• Set task 1
Name each distinct source cited in the passage on supervisor gender bias, giving the authors and year as they appear, and list each source only once.
• Set task 2
Write out the passage on supervisor gender bias word for word, starting with "In strongly gender-imbalanced" and going on through "tokens (Kanter, 2008).".

In strongly gender-imbalanced settings, gender becomes highly salient as a basis for identification and evaluation (Duguid et al., 2012; Kanter, 2008). Social identity theory thus suggests supervisors will advantage workers of their own gender more strongly as groups become increasingly gender-imbalanced in either direction.
Bias associated with gender as a status characteristic, on the other hand, should matter more in male-dominated contexts, which tend to heighten presumed links between gender and competence in group tasks (Stainback & Tomaskovic-Devey, 2009). Having women in leadership roles should be particularly important in countering such assumptions, especially where groups are strongly imbalanced such that women risk marginalization and isolation as tokens (Kanter, 2008).

• Data shown

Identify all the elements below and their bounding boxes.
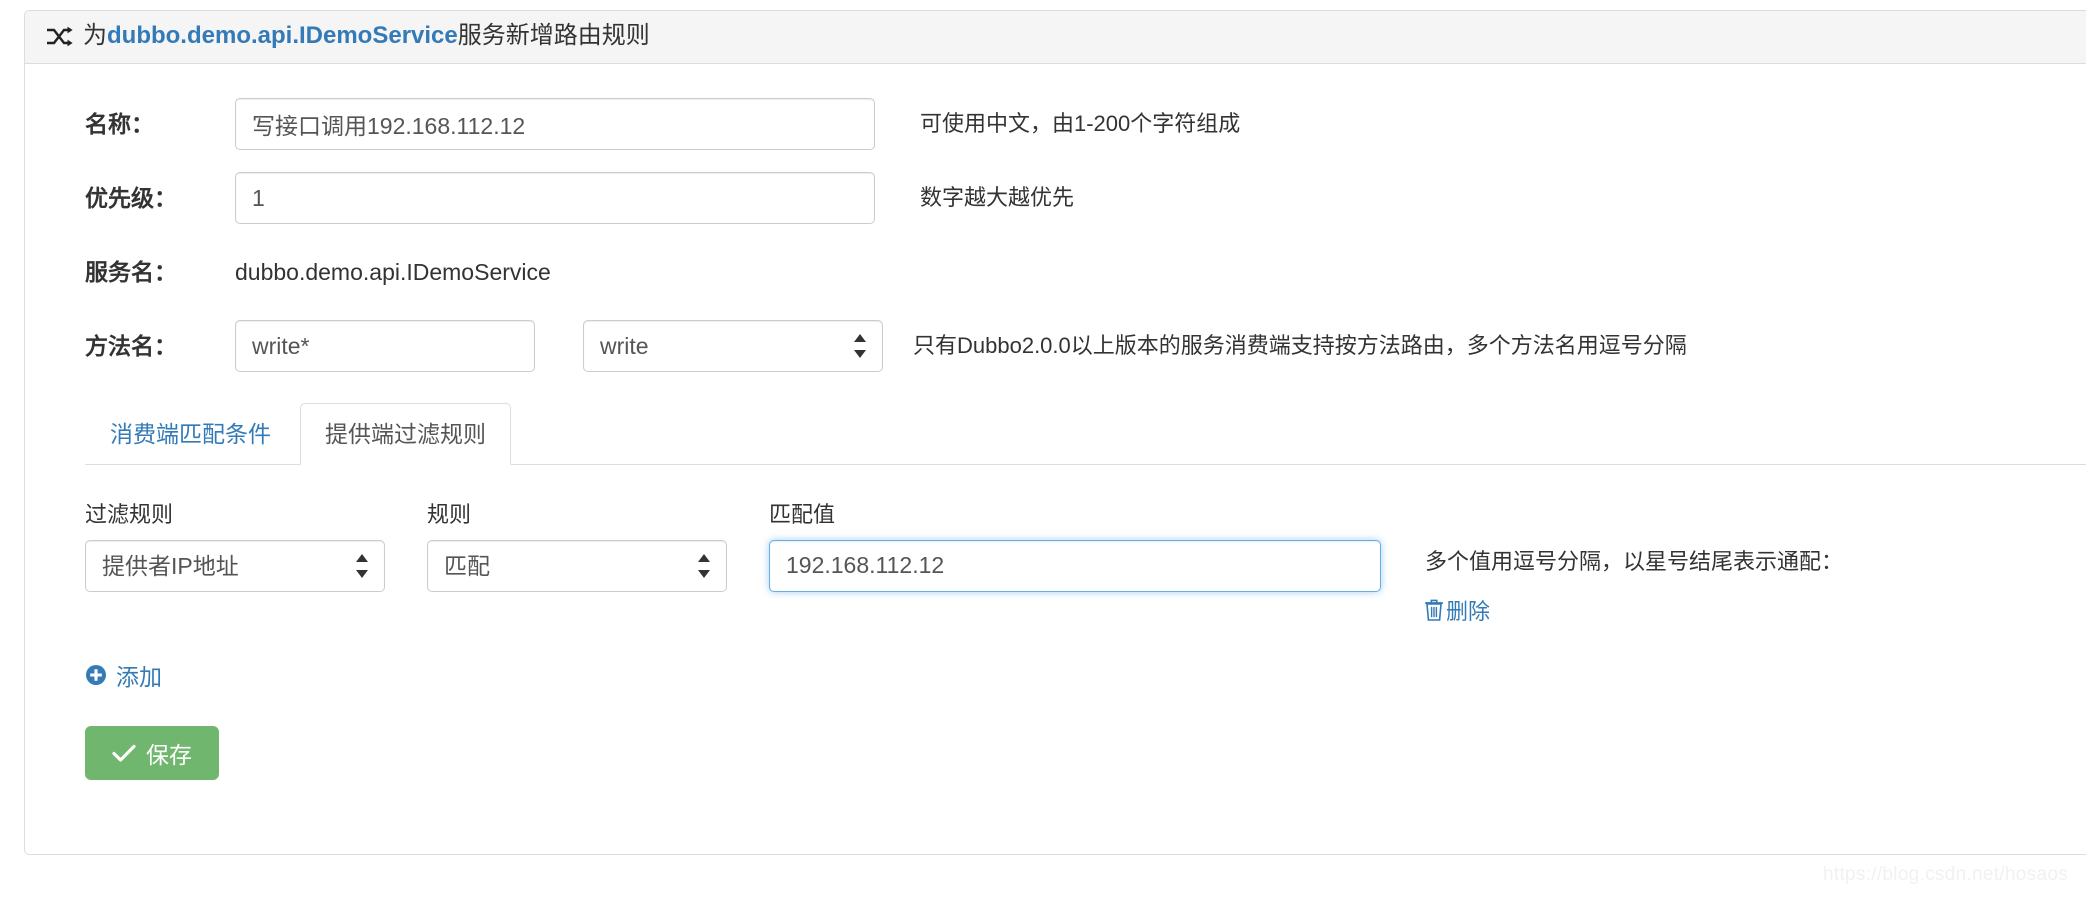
filter-operator-select[interactable]: 匹配	[427, 539, 727, 592]
tab-consumer-match[interactable]: 消费端匹配条件	[85, 403, 296, 465]
title-suffix: 服务新增路由规则	[457, 22, 650, 50]
service-label: 服务名：	[85, 259, 177, 285]
filter-match-value-input[interactable]	[769, 539, 1381, 592]
save-button-label: 保存	[146, 742, 192, 769]
filter-rule-row: 提供者IP地址 匹配 192.168.112.12 多个值用逗号分隔，以星号结尾…	[85, 539, 2086, 627]
method-help-text: 只有Dubbo2.0.0以上版本的服务消费端支持按方法路由，多个方法名用逗号分隔	[913, 333, 1687, 358]
form-row-priority: 优先级： 数字越大越优先	[25, 172, 2086, 224]
priority-help-text: 数字越大越优先	[920, 185, 1075, 210]
method-select-wrap: write	[583, 320, 883, 372]
name-help-text: 可使用中文，由1-200个字符组成	[920, 111, 1241, 136]
panel-heading: 为 dubbo.demo.api.IDemoService 服务新增路由规则	[25, 11, 2086, 64]
column-header-operator: 规则	[427, 502, 472, 527]
check-icon	[112, 743, 136, 763]
form-row-service: 服务名： dubbo.demo.api.IDemoService	[25, 246, 2086, 298]
service-name-value: dubbo.demo.api.IDemoService	[235, 259, 551, 285]
name-label: 名称：	[85, 111, 154, 137]
filter-rule-select[interactable]: 提供者IP地址	[85, 539, 385, 592]
shuffle-icon	[47, 26, 73, 48]
form-row-name: 名称： 可使用中文，由1-200个字符组成	[25, 98, 2086, 150]
method-name-input[interactable]	[235, 320, 535, 372]
priority-field-wrap	[235, 172, 875, 224]
watermark: https://blog.csdn.net/hosaos	[1823, 864, 2068, 885]
column-header-rule: 过滤规则	[85, 502, 174, 527]
priority-input[interactable]	[235, 172, 875, 224]
priority-label: 优先级：	[85, 185, 177, 211]
title-prefix: 为	[83, 22, 107, 50]
filter-operator-select-wrap: 匹配	[427, 539, 727, 592]
add-rule-link[interactable]: 添加	[85, 658, 162, 692]
save-button[interactable]: 保存	[85, 726, 219, 781]
column-header-value: 匹配值	[769, 502, 836, 527]
delete-rule-label: 删除	[1446, 599, 1491, 625]
method-field-wrap	[235, 320, 535, 372]
tab-provider-filter[interactable]: 提供端过滤规则	[300, 402, 511, 465]
filter-note-text: 多个值用逗号分隔，以星号结尾表示通配：	[1425, 548, 1844, 574]
page-title: 为 dubbo.demo.api.IDemoService 服务新增路由规则	[47, 22, 650, 50]
delete-rule-link[interactable]: 删除	[1425, 594, 1490, 626]
panel-body: 名称： 可使用中文，由1-200个字符组成 优先级： 数字越大越优先 服务名： …	[25, 64, 2086, 854]
filter-note-column: 多个值用逗号分隔，以星号结尾表示通配： 删除	[1425, 540, 1843, 627]
name-field-wrap	[235, 98, 875, 150]
provider-filter-section: 过滤规则 规则 匹配值 提供者IP地址 匹配 192.168.112.12 多个…	[25, 501, 2086, 626]
service-name-link[interactable]: dubbo.demo.api.IDemoService	[107, 22, 458, 49]
form-row-method: 方法名： write* write 只有Dubbo2.0.0以上版本的服务消费端…	[25, 320, 2086, 372]
trash-icon	[1425, 599, 1443, 621]
route-rule-panel: 为 dubbo.demo.api.IDemoService 服务新增路由规则 名…	[24, 10, 2086, 855]
filter-value-wrap	[769, 539, 1381, 592]
page-root: 为 dubbo.demo.api.IDemoService 服务新增路由规则 名…	[0, 0, 2086, 900]
actions-bar: 保存	[25, 692, 2086, 781]
filter-rule-select-wrap: 提供者IP地址	[85, 539, 385, 592]
plus-circle-icon	[85, 664, 107, 686]
name-input[interactable]	[235, 98, 875, 150]
service-value-wrap: dubbo.demo.api.IDemoService	[235, 246, 875, 298]
tab-bar: 消费端匹配条件 提供端过滤规则	[85, 402, 2086, 465]
filter-column-headers: 过滤规则 规则 匹配值	[85, 501, 2086, 530]
add-rule-label: 添加	[116, 664, 162, 691]
method-select[interactable]: write	[583, 320, 883, 372]
method-label: 方法名：	[85, 333, 177, 359]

• Response 1
- Duguid et al., 2012
- Kanter, 2008
- Stainback & Tomaskovic-Devey, 2009

• Response 2
In strongly gender-imbalanced settings, gender becomes highly salient as a basis for identification and evaluation (Duguid et al., 2012; Kanter, 2008). Social identity theory thus suggests supervisors will advantage workers of their own gender more strongly as groups become increasingly gender-imbalanced in either direction.
Bias associated with gender as a status characteristic, on the other hand, should matter more in male-dominated contexts, which tend to heighten presumed links between gender and competence in group tasks (Stainback & Tomaskovic-Devey, 2009). Having women in leadership roles should be particularly important in countering such assumptions, especially where groups are strongly imbalanced such that women risk marginalization and isolation as tokens (Kanter, 2008).